Records that describe figures =>
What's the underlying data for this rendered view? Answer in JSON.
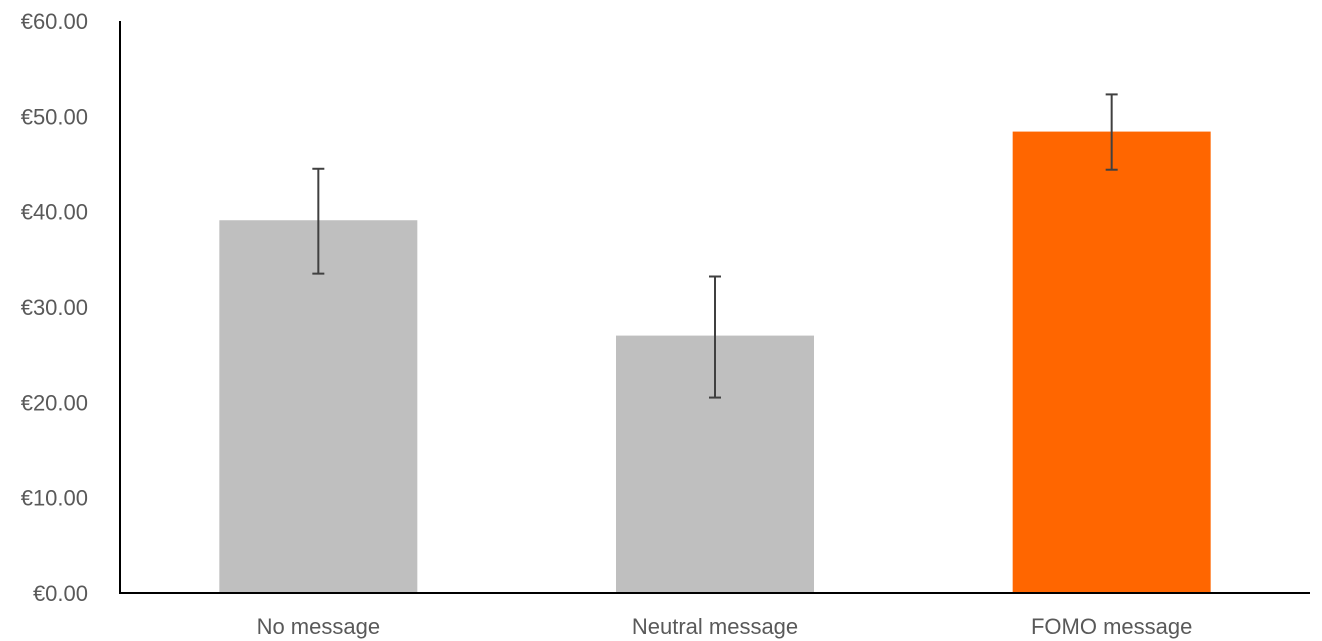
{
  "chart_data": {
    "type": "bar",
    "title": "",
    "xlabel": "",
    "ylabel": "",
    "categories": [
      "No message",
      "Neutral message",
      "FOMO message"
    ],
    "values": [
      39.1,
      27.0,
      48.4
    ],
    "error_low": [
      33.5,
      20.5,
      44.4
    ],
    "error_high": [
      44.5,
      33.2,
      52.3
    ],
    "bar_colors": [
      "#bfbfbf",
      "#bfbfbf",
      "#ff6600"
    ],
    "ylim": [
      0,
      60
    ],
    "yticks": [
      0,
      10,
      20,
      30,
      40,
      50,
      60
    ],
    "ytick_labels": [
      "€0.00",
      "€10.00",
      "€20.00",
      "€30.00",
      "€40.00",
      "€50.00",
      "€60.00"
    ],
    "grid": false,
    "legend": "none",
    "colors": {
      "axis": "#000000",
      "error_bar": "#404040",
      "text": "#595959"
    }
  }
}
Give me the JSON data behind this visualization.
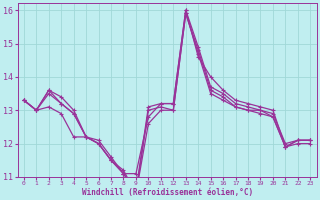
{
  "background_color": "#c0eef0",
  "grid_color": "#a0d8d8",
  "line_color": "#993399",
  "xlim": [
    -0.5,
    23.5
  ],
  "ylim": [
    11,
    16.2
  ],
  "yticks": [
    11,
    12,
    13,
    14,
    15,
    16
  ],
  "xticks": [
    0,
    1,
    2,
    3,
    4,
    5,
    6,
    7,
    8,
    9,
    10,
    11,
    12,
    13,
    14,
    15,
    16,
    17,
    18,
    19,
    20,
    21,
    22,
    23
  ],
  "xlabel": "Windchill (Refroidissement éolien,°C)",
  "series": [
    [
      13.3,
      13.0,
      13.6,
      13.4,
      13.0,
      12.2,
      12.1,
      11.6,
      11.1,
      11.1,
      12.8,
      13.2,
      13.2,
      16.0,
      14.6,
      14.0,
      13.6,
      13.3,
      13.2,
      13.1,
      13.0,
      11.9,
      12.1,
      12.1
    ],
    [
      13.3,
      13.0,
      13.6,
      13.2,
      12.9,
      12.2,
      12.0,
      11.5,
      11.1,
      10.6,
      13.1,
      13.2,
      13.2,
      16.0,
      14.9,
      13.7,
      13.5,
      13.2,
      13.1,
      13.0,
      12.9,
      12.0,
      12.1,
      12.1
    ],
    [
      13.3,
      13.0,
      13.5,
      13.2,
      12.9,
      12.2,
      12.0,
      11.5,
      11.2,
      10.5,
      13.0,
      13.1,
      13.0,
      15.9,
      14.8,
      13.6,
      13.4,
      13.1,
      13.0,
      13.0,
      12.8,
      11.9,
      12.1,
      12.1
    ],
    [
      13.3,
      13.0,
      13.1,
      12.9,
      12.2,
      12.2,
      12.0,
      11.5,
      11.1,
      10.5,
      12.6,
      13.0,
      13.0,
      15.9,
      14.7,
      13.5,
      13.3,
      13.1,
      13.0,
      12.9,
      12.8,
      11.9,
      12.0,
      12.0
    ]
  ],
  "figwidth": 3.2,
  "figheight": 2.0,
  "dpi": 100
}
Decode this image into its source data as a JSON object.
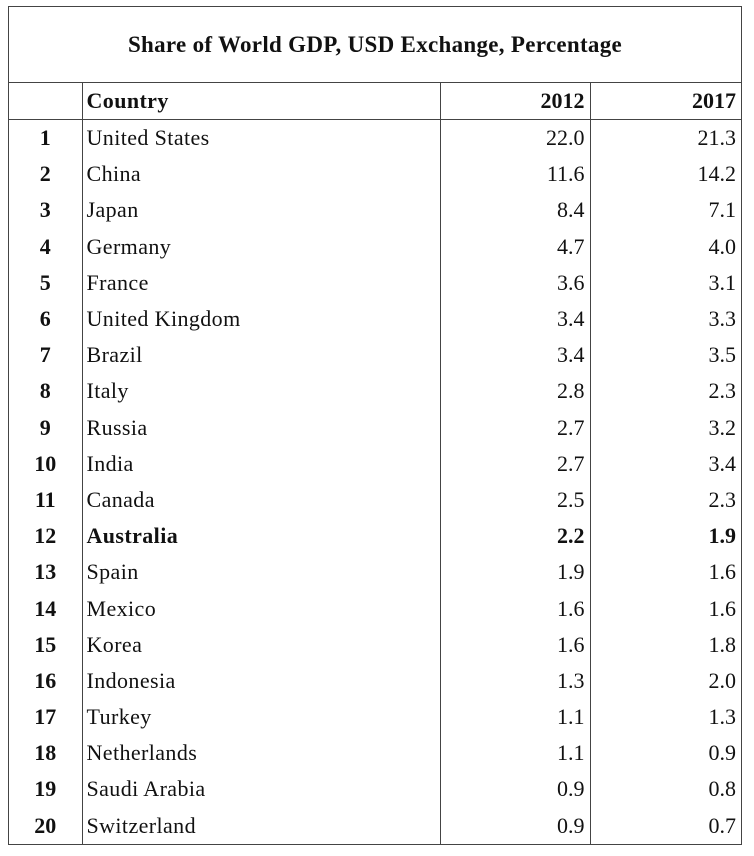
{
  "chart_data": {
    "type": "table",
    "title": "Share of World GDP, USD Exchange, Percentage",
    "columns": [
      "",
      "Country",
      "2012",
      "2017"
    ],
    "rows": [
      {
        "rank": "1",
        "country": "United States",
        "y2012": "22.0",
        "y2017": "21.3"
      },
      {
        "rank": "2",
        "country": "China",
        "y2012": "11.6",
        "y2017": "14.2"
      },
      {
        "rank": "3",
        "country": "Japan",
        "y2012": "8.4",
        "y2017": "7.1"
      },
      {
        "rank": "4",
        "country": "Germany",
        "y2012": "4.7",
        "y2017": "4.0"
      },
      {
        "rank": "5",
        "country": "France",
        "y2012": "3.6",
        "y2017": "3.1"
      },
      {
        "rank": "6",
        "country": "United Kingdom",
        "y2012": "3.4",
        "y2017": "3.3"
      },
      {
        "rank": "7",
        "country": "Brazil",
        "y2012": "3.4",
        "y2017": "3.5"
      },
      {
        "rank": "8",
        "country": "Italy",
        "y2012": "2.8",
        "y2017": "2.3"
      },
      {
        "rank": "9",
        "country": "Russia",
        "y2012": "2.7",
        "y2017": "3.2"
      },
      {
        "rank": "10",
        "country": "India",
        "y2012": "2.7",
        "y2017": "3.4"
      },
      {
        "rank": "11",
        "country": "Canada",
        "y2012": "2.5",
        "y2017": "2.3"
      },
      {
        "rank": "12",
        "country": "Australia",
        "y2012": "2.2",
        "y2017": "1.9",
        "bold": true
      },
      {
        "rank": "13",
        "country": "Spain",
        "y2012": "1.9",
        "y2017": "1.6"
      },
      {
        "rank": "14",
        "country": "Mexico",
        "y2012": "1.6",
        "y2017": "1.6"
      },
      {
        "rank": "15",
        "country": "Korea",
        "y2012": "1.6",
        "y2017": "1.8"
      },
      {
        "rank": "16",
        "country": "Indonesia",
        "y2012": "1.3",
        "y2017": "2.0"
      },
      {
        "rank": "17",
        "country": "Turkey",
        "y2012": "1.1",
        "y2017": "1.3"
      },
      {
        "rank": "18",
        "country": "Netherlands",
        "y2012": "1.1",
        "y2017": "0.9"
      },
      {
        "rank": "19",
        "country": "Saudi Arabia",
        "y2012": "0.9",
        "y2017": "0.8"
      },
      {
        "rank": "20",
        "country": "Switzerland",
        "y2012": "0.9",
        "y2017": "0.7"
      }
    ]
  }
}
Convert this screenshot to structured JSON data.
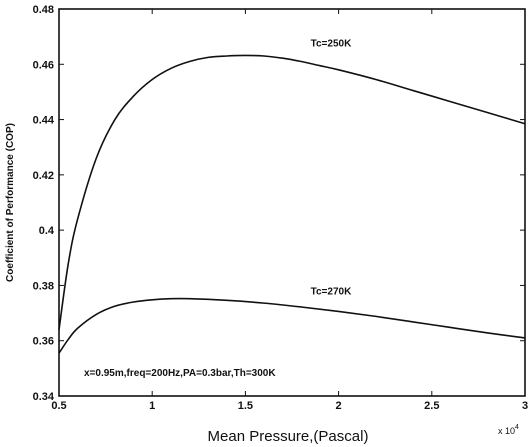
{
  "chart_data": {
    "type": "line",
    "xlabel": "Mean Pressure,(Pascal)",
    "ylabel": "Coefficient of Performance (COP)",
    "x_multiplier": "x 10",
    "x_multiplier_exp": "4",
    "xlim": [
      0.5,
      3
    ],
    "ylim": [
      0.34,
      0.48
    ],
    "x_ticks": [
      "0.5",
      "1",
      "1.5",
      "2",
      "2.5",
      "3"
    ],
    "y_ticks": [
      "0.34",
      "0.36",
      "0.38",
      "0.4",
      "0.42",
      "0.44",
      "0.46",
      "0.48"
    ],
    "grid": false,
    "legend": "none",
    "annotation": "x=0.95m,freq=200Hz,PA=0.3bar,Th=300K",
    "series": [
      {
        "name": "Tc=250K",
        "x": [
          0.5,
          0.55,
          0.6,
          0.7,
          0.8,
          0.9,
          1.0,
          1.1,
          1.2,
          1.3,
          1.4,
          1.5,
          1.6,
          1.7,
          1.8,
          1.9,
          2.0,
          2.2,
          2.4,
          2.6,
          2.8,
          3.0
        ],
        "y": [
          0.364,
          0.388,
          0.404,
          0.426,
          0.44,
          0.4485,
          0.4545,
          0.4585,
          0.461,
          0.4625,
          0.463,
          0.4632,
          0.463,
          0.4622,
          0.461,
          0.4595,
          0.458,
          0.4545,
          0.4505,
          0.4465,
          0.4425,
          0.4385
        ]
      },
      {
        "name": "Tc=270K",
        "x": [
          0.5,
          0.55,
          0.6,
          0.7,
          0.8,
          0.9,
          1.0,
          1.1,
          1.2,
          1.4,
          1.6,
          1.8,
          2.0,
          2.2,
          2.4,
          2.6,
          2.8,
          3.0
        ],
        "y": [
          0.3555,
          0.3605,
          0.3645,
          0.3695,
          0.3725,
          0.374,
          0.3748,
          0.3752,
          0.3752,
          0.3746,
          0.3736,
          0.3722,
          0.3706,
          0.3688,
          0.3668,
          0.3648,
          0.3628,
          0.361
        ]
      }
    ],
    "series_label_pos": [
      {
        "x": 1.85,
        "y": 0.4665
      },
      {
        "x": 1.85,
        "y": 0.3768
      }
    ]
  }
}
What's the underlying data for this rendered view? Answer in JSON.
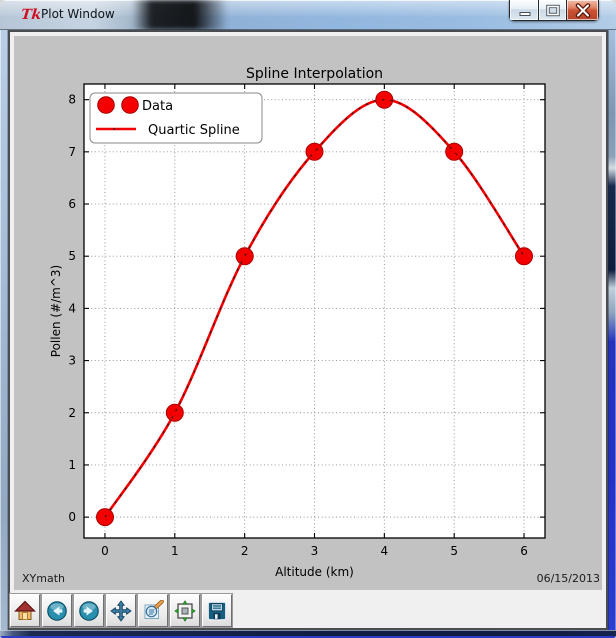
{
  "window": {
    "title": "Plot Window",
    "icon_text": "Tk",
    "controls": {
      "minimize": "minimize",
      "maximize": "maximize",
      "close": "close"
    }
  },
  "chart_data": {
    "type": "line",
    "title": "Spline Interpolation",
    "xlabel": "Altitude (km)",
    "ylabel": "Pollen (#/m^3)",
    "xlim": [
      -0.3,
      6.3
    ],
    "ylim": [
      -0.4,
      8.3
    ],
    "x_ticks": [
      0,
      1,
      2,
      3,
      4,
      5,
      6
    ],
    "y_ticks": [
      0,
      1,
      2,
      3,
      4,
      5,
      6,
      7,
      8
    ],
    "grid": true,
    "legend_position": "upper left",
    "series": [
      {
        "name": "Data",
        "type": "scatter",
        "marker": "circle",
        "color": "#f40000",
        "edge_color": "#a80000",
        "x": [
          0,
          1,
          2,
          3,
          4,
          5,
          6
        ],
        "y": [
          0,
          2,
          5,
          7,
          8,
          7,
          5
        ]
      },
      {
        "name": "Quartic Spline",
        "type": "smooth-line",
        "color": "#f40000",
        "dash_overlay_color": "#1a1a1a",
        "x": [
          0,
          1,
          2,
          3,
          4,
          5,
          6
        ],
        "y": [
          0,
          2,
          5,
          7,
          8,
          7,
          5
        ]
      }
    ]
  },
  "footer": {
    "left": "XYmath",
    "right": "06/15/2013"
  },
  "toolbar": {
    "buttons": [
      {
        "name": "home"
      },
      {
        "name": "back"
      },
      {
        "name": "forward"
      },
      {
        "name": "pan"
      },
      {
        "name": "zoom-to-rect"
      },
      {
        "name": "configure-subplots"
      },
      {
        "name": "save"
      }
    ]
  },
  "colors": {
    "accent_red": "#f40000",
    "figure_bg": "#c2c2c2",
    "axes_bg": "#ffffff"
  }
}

Problem =>
Among the entries above, identify all lines with "ylabel" and copy them.

Exercise solution =>
    "ylabel": "",
    "ylabel": "Coefficient of Performance (COP)",
    "ylabel": "Pollen (#/m^3)",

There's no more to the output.